··· RAW DATA ···

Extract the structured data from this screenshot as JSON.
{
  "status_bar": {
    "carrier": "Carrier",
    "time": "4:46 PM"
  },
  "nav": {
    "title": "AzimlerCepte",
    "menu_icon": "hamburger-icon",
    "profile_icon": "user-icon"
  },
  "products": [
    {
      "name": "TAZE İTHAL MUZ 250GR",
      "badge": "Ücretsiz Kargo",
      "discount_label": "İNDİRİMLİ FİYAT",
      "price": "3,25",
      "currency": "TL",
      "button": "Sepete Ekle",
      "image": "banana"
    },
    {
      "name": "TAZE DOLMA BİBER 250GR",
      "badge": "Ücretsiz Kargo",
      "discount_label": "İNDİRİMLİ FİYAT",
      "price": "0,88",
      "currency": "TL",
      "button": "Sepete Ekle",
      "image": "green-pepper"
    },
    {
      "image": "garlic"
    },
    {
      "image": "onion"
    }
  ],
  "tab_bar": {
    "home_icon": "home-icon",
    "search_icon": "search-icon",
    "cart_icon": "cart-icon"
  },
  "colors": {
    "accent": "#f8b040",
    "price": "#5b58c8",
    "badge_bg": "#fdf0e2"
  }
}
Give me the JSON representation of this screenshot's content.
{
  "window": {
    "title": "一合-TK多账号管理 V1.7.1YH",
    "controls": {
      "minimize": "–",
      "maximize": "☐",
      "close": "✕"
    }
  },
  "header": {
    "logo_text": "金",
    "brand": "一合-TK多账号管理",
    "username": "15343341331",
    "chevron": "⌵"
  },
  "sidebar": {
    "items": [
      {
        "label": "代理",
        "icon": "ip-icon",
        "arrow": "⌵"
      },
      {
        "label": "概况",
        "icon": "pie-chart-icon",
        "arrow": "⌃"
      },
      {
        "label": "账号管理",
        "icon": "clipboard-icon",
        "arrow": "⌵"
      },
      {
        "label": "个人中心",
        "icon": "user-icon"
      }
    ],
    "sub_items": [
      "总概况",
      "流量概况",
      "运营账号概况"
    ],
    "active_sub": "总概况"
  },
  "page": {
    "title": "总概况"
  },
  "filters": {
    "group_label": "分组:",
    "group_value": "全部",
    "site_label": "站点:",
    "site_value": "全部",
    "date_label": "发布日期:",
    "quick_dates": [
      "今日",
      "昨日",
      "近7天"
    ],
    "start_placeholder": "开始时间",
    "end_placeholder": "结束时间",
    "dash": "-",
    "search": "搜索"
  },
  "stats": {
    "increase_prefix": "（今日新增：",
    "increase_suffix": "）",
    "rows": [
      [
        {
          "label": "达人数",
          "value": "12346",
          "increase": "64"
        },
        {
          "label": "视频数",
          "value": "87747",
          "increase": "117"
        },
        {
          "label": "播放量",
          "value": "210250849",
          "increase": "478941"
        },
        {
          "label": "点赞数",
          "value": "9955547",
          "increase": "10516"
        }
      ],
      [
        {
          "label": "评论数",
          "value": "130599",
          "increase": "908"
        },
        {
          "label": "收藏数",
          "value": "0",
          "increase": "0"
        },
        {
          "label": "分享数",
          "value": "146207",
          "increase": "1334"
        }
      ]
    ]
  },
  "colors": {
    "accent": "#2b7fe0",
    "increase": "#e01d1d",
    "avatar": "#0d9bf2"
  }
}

···

◆ WORK TO COMPLETE ◆
Repeat the data verbatim.

◆ SOLUTION TO THIS TASK ◆
Extract the structured data from this screenshot as JSON.
{
  "status_bar": {
    "carrier": "Carrier",
    "time": "4:46 PM"
  },
  "nav": {
    "title": "AzimlerCepte",
    "menu_icon": "hamburger-icon",
    "profile_icon": "user-icon"
  },
  "products": [
    {
      "name": "TAZE İTHAL MUZ 250GR",
      "badge": "Ücretsiz Kargo",
      "discount_label": "İNDİRİMLİ FİYAT",
      "price": "3,25",
      "currency": "TL",
      "button": "Sepete Ekle",
      "image": "banana"
    },
    {
      "name": "TAZE DOLMA BİBER 250GR",
      "badge": "Ücretsiz Kargo",
      "discount_label": "İNDİRİMLİ FİYAT",
      "price": "0,88",
      "currency": "TL",
      "button": "Sepete Ekle",
      "image": "green-pepper"
    },
    {
      "image": "garlic"
    },
    {
      "image": "onion"
    }
  ],
  "tab_bar": {
    "home_icon": "home-icon",
    "search_icon": "search-icon",
    "cart_icon": "cart-icon"
  },
  "colors": {
    "accent": "#f8b040",
    "price": "#5b58c8",
    "badge_bg": "#fdf0e2"
  }
}
Give me the JSON representation of this screenshot's content.
{
  "window": {
    "title": "一合-TK多账号管理 V1.7.1YH",
    "controls": {
      "minimize": "–",
      "maximize": "☐",
      "close": "✕"
    }
  },
  "header": {
    "logo_text": "金",
    "brand": "一合-TK多账号管理",
    "username": "15343341331",
    "chevron": "⌵"
  },
  "sidebar": {
    "items": [
      {
        "label": "代理",
        "icon": "ip-icon",
        "arrow": "⌵"
      },
      {
        "label": "概况",
        "icon": "pie-chart-icon",
        "arrow": "⌃"
      },
      {
        "label": "账号管理",
        "icon": "clipboard-icon",
        "arrow": "⌵"
      },
      {
        "label": "个人中心",
        "icon": "user-icon"
      }
    ],
    "sub_items": [
      "总概况",
      "流量概况",
      "运营账号概况"
    ],
    "active_sub": "总概况"
  },
  "page": {
    "title": "总概况"
  },
  "filters": {
    "group_label": "分组:",
    "group_value": "全部",
    "site_label": "站点:",
    "site_value": "全部",
    "date_label": "发布日期:",
    "quick_dates": [
      "今日",
      "昨日",
      "近7天"
    ],
    "start_placeholder": "开始时间",
    "end_placeholder": "结束时间",
    "dash": "-",
    "search": "搜索"
  },
  "stats": {
    "increase_prefix": "（今日新增：",
    "increase_suffix": "）",
    "rows": [
      [
        {
          "label": "达人数",
          "value": "12346",
          "increase": "64"
        },
        {
          "label": "视频数",
          "value": "87747",
          "increase": "117"
        },
        {
          "label": "播放量",
          "value": "210250849",
          "increase": "478941"
        },
        {
          "label": "点赞数",
          "value": "9955547",
          "increase": "10516"
        }
      ],
      [
        {
          "label": "评论数",
          "value": "130599",
          "increase": "908"
        },
        {
          "label": "收藏数",
          "value": "0",
          "increase": "0"
        },
        {
          "label": "分享数",
          "value": "146207",
          "increase": "1334"
        }
      ]
    ]
  },
  "colors": {
    "accent": "#2b7fe0",
    "increase": "#e01d1d",
    "avatar": "#0d9bf2"
  }
}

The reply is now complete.